> [Problem statement]: In the entries below, find the lines with the word "JSON" and copy them.

> [Records shown]:
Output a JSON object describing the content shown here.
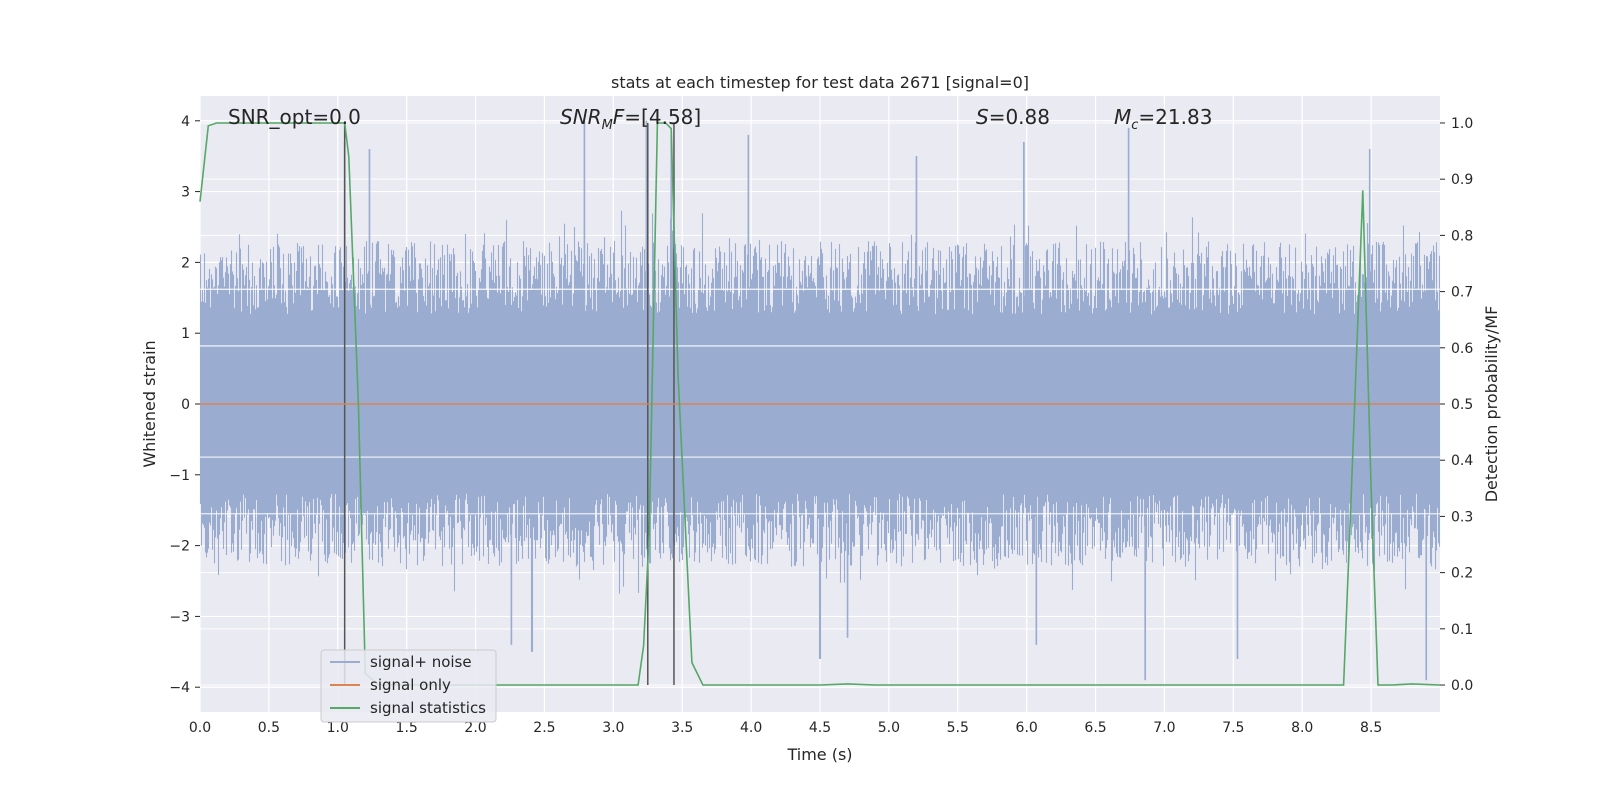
{
  "chart_data": {
    "type": "line",
    "title": "stats at each timestep for test data 2671 [signal=0]",
    "xlabel": "Time (s)",
    "ylabel": "Whitened strain",
    "ylabel_right": "Detection probability/MF",
    "xlim": [
      0.0,
      9.0
    ],
    "ylim": [
      -4.35,
      4.35
    ],
    "ylim_right": [
      -0.048,
      1.048
    ],
    "x_ticks": [
      "0.0",
      "0.5",
      "1.0",
      "1.5",
      "2.0",
      "2.5",
      "3.0",
      "3.5",
      "4.0",
      "4.5",
      "5.0",
      "5.5",
      "6.0",
      "6.5",
      "7.0",
      "7.5",
      "8.0",
      "8.5"
    ],
    "y_ticks": [
      "4",
      "3",
      "2",
      "1",
      "0",
      "−1",
      "−2",
      "−3",
      "−4"
    ],
    "y_ticks_right": [
      "1.0",
      "0.9",
      "0.8",
      "0.7",
      "0.6",
      "0.5",
      "0.4",
      "0.3",
      "0.2",
      "0.1",
      "0.0"
    ],
    "annotations": {
      "snr_opt": "SNR_opt=0.0",
      "snr_mf_sym": "SNR",
      "snr_mf_sub": "M",
      "snr_mf_rest": "F=[4.58]",
      "s_sym": "S",
      "s_rest": "=0.88",
      "mc_sym": "M",
      "mc_sub": "c",
      "mc_rest": "=21.83"
    },
    "legend": {
      "placement": "lower-left",
      "entries": [
        "signal+ noise",
        "signal only",
        "signal statistics"
      ]
    },
    "grid": true,
    "noise_envelope": {
      "typical_abs_max": 2.3,
      "peak_times": [
        1.05,
        1.23,
        2.79,
        3.24,
        3.42,
        3.98,
        5.2,
        5.98,
        6.74,
        8.49
      ],
      "peak_values": [
        3.7,
        3.6,
        4.0,
        4.0,
        3.8,
        3.8,
        3.5,
        3.7,
        3.9,
        3.6
      ],
      "trough_times": [
        2.26,
        2.41,
        4.5,
        4.7,
        6.07,
        6.86,
        7.53,
        8.9
      ],
      "trough_values": [
        -3.4,
        -3.5,
        -3.6,
        -3.3,
        -3.4,
        -3.9,
        -3.6,
        -3.9
      ]
    },
    "signal_only": {
      "value": 0.0
    },
    "signal_statistics": {
      "x": [
        0.0,
        0.06,
        0.12,
        0.5,
        1.0,
        1.05,
        1.08,
        1.15,
        1.2,
        1.3,
        1.5,
        2.0,
        2.5,
        3.0,
        3.18,
        3.22,
        3.26,
        3.32,
        3.38,
        3.42,
        3.47,
        3.57,
        3.65,
        3.8,
        4.0,
        4.5,
        4.7,
        4.9,
        5.5,
        6.0,
        7.0,
        8.0,
        8.3,
        8.35,
        8.44,
        8.5,
        8.55,
        8.65,
        8.8,
        9.0
      ],
      "y": [
        0.86,
        0.995,
        1.0,
        1.0,
        1.0,
        1.0,
        0.94,
        0.5,
        0.02,
        0.0,
        0.0,
        0.0,
        0.0,
        0.0,
        0.0,
        0.07,
        0.27,
        1.0,
        1.0,
        0.99,
        0.55,
        0.04,
        0.0,
        0.0,
        0.0,
        0.0,
        0.002,
        0.0,
        0.0,
        0.0,
        0.0,
        0.0,
        0.0,
        0.3,
        0.88,
        0.35,
        0.0,
        0.0,
        0.002,
        0.0
      ]
    },
    "detection_markers": [
      1.05,
      3.25,
      3.44
    ],
    "colors": {
      "background": "#eaeaf2",
      "grid": "#ffffff",
      "noise": "#9aacd0",
      "signal_only": "#dd8452",
      "statistics": "#55a868",
      "marker": "#555555",
      "text": "#262626"
    }
  }
}
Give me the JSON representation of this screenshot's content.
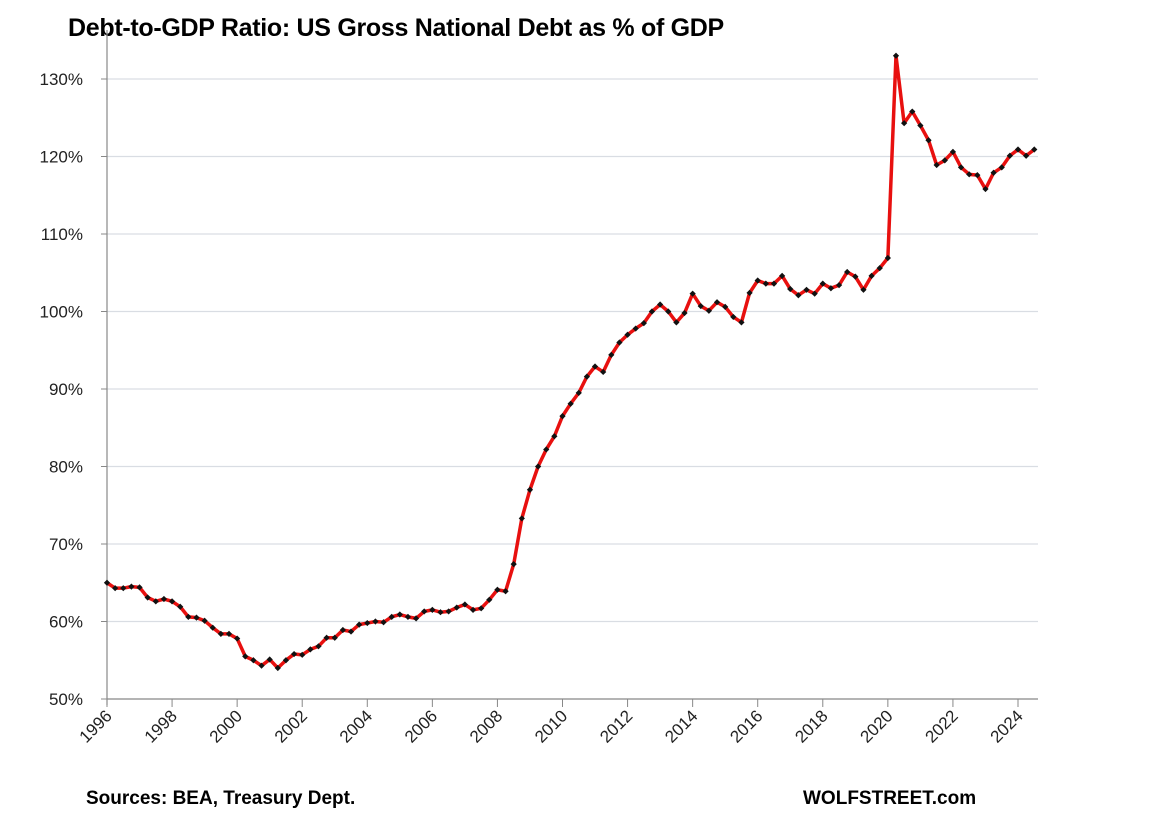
{
  "chart_data": {
    "type": "line",
    "title": "Debt-to-GDP Ratio: US Gross National Debt as % of GDP",
    "xlabel": "",
    "ylabel": "",
    "ylim": [
      50,
      130
    ],
    "xlim": [
      1996,
      2024.6
    ],
    "y_ticks": [
      "50%",
      "60%",
      "70%",
      "80%",
      "90%",
      "100%",
      "110%",
      "120%",
      "130%"
    ],
    "y_tick_values": [
      50,
      60,
      70,
      80,
      90,
      100,
      110,
      120,
      130
    ],
    "x_ticks": [
      "1996",
      "1998",
      "2000",
      "2002",
      "2004",
      "2006",
      "2008",
      "2010",
      "2012",
      "2014",
      "2016",
      "2018",
      "2020",
      "2022",
      "2024"
    ],
    "x_tick_values": [
      1996,
      1998,
      2000,
      2002,
      2004,
      2006,
      2008,
      2010,
      2012,
      2014,
      2016,
      2018,
      2020,
      2022,
      2024
    ],
    "grid": true,
    "legend": "none",
    "series": [
      {
        "name": "Debt-to-GDP",
        "color": "#e8100f",
        "marker_color": "#111111",
        "x_start": 1996,
        "x_step": 0.25,
        "values": [
          65.0,
          64.3,
          64.3,
          64.5,
          64.4,
          63.1,
          62.6,
          62.9,
          62.6,
          61.9,
          60.6,
          60.5,
          60.1,
          59.2,
          58.4,
          58.4,
          57.8,
          55.5,
          55.0,
          54.3,
          55.1,
          54.0,
          55.0,
          55.8,
          55.7,
          56.4,
          56.8,
          57.9,
          57.9,
          58.9,
          58.7,
          59.6,
          59.8,
          60.0,
          59.9,
          60.6,
          60.9,
          60.6,
          60.4,
          61.3,
          61.5,
          61.2,
          61.3,
          61.8,
          62.2,
          61.5,
          61.7,
          62.8,
          64.1,
          63.9,
          67.4,
          73.3,
          77.0,
          80.0,
          82.2,
          83.9,
          86.5,
          88.1,
          89.5,
          91.6,
          92.9,
          92.2,
          94.4,
          96.0,
          97.0,
          97.8,
          98.5,
          100.0,
          100.9,
          100.0,
          98.6,
          99.8,
          102.3,
          100.7,
          100.1,
          101.2,
          100.6,
          99.3,
          98.6,
          102.4,
          104.0,
          103.6,
          103.6,
          104.6,
          102.9,
          102.1,
          102.8,
          102.3,
          103.6,
          103.0,
          103.4,
          105.1,
          104.5,
          102.8,
          104.6,
          105.6,
          106.9,
          133.0,
          124.3,
          125.8,
          124.0,
          122.1,
          118.9,
          119.5,
          120.6,
          118.6,
          117.7,
          117.6,
          115.8,
          117.9,
          118.6,
          120.1,
          120.9,
          120.1,
          120.9
        ]
      }
    ],
    "annotations": {
      "source": "Sources: BEA, Treasury Dept.",
      "brand": "WOLFSTREET.com"
    }
  }
}
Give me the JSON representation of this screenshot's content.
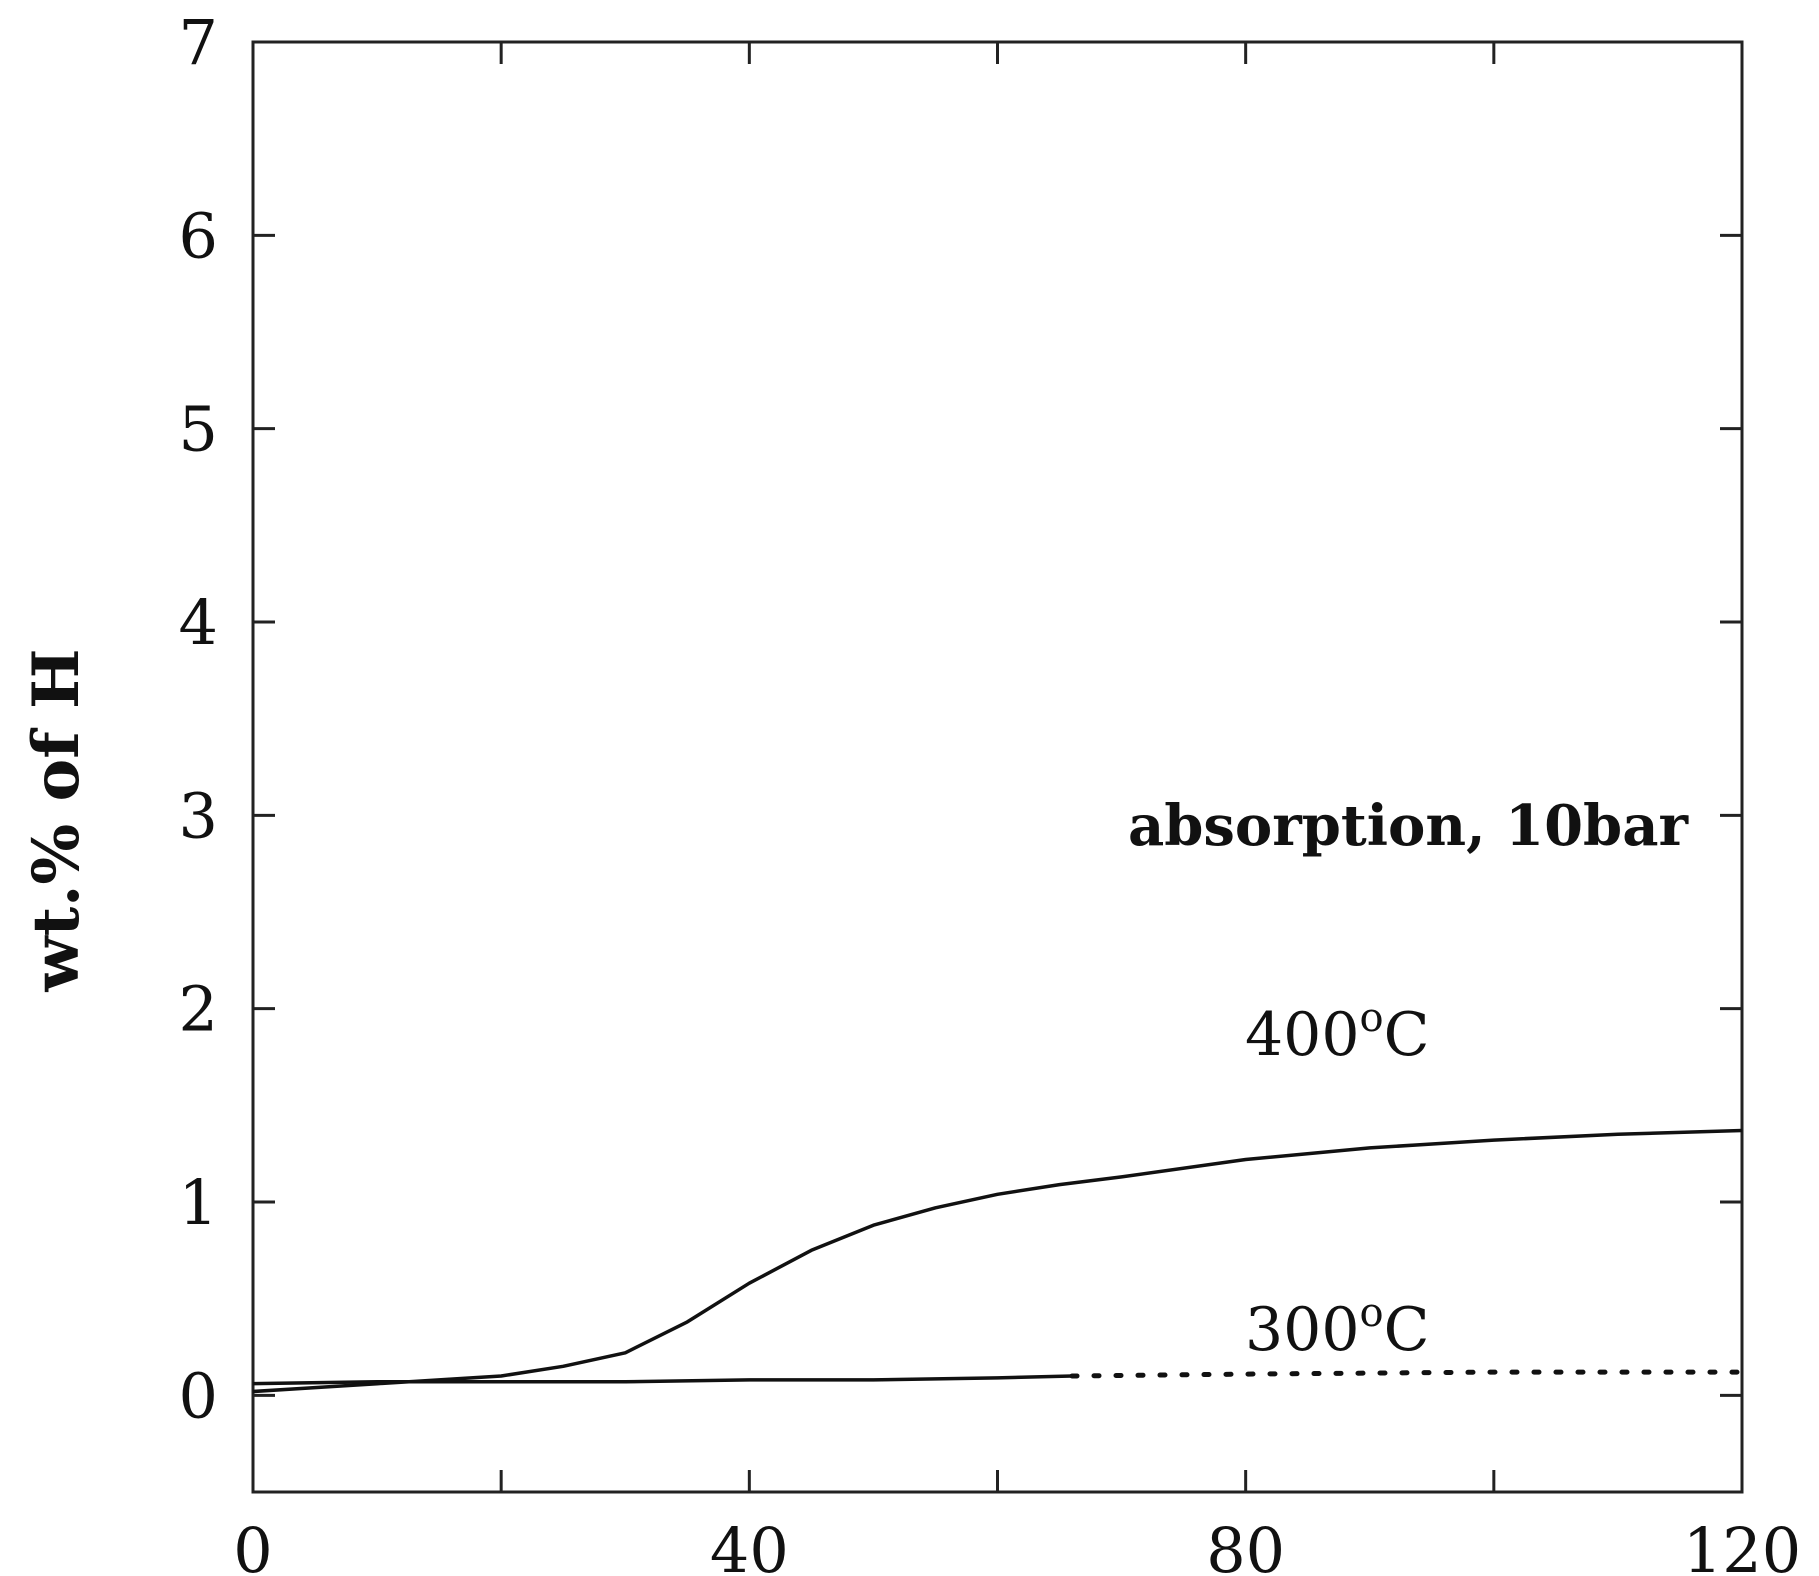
{
  "chart_data": {
    "type": "line",
    "title": "",
    "xlabel": "",
    "ylabel": "wt.% of H",
    "xlim": [
      0,
      120
    ],
    "ylim": [
      -0.5,
      7
    ],
    "xticks": [
      0,
      40,
      80,
      120
    ],
    "yticks": [
      0,
      1,
      2,
      3,
      4,
      5,
      6,
      7
    ],
    "grid": false,
    "annotations": [
      {
        "id": "cond",
        "text": "absorption, 10bar"
      },
      {
        "id": "t400",
        "text": "400",
        "unit": "C",
        "sup": "o"
      },
      {
        "id": "t300",
        "text": "300",
        "unit": "C",
        "sup": "o"
      }
    ],
    "series": [
      {
        "label_ref": "t400",
        "style": "solid",
        "x": [
          0,
          5,
          10,
          15,
          20,
          25,
          30,
          35,
          40,
          45,
          50,
          55,
          60,
          65,
          70,
          80,
          90,
          100,
          110,
          120
        ],
        "y": [
          0.02,
          0.04,
          0.06,
          0.08,
          0.1,
          0.15,
          0.22,
          0.38,
          0.58,
          0.75,
          0.88,
          0.97,
          1.04,
          1.09,
          1.13,
          1.22,
          1.28,
          1.32,
          1.35,
          1.37
        ]
      },
      {
        "label_ref": "t300",
        "style": "solid",
        "x": [
          0,
          10,
          20,
          30,
          40,
          50,
          60,
          66
        ],
        "y": [
          0.06,
          0.07,
          0.07,
          0.07,
          0.08,
          0.08,
          0.09,
          0.1
        ]
      },
      {
        "label_ref": "t300",
        "style": "dotted",
        "x": [
          66,
          80,
          100,
          120
        ],
        "y": [
          0.1,
          0.11,
          0.12,
          0.12
        ]
      }
    ]
  }
}
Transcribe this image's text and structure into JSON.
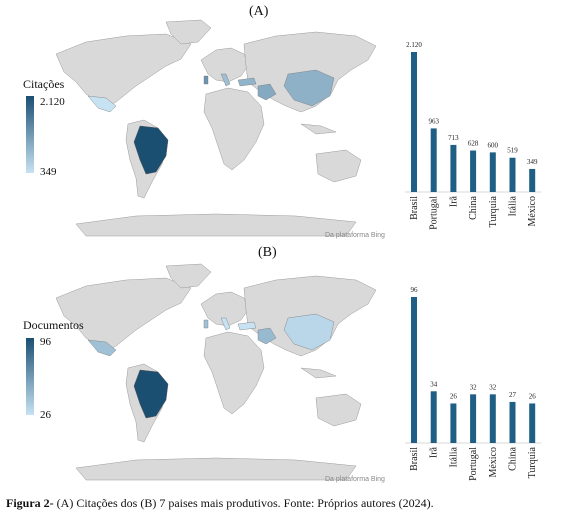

> [Finished exercise]:
Output a JSON object describing the content shown here.
Give me the JSON representation of this screenshot's content.
Give me the JSON representation of this screenshot's content.
Transcribe this image's text and structure into JSON.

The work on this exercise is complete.